## RECORDED DATA
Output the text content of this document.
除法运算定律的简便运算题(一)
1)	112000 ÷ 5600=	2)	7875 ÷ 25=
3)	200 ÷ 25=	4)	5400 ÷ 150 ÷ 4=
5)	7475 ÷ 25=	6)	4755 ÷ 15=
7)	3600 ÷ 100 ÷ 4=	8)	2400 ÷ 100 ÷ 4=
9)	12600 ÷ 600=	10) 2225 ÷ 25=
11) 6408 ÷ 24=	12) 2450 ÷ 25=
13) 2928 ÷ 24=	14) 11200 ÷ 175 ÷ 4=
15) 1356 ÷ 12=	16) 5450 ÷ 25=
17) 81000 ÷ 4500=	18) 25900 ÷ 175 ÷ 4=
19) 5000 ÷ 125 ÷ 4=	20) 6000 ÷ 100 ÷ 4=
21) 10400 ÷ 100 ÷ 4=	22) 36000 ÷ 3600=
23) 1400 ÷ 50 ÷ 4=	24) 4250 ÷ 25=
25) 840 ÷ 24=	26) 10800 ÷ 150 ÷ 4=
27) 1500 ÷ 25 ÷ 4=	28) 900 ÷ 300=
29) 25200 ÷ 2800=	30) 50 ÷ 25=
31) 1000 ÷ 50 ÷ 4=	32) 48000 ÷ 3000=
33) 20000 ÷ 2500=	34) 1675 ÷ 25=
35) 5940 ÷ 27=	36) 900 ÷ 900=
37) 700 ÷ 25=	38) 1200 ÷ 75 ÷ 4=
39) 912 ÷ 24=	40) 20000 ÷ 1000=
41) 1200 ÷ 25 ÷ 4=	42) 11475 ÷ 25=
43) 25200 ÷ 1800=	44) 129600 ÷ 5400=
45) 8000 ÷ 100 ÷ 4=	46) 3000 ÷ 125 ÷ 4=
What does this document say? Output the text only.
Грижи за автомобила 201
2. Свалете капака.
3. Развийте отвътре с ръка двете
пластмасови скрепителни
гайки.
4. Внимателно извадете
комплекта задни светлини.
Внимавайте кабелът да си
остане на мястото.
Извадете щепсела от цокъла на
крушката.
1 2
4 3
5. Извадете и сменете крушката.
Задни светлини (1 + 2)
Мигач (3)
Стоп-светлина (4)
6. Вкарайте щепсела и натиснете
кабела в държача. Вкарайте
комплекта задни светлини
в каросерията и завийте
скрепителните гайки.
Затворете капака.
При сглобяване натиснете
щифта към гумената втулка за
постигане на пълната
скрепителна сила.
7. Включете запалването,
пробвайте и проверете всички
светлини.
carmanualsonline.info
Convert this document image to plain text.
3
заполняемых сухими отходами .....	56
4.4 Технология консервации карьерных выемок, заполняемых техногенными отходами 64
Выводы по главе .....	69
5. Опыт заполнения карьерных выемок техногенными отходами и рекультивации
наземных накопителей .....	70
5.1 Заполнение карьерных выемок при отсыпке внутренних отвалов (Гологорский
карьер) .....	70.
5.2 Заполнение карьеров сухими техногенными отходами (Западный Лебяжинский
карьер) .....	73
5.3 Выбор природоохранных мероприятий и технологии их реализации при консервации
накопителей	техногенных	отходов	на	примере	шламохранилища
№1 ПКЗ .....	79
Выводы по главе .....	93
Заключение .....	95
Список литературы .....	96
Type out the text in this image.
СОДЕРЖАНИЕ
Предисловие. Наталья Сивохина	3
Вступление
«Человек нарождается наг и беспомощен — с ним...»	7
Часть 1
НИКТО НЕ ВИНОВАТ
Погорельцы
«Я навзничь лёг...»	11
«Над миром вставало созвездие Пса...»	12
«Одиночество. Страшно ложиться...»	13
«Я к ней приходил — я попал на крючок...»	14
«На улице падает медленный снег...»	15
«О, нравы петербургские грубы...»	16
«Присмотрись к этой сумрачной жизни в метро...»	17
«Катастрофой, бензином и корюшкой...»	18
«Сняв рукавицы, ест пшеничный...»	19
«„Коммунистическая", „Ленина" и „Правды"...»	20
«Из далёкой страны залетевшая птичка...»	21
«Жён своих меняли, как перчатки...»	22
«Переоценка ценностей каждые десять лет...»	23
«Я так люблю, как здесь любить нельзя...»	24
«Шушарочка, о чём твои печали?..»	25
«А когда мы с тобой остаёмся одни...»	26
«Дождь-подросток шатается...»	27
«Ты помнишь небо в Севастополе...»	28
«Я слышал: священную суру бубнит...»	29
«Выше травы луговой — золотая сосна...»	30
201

## JOB
Copy all lines above containing the string "техногенными".

## SOLUTION BELOW
4.4 Технология консервации карьерных выемок, заполняемых техногенными отходами 64
5. Опыт заполнения карьерных выемок техногенными отходами и рекультивации
5.2 Заполнение карьеров сухими техногенными отходами (Западный Лебяжинский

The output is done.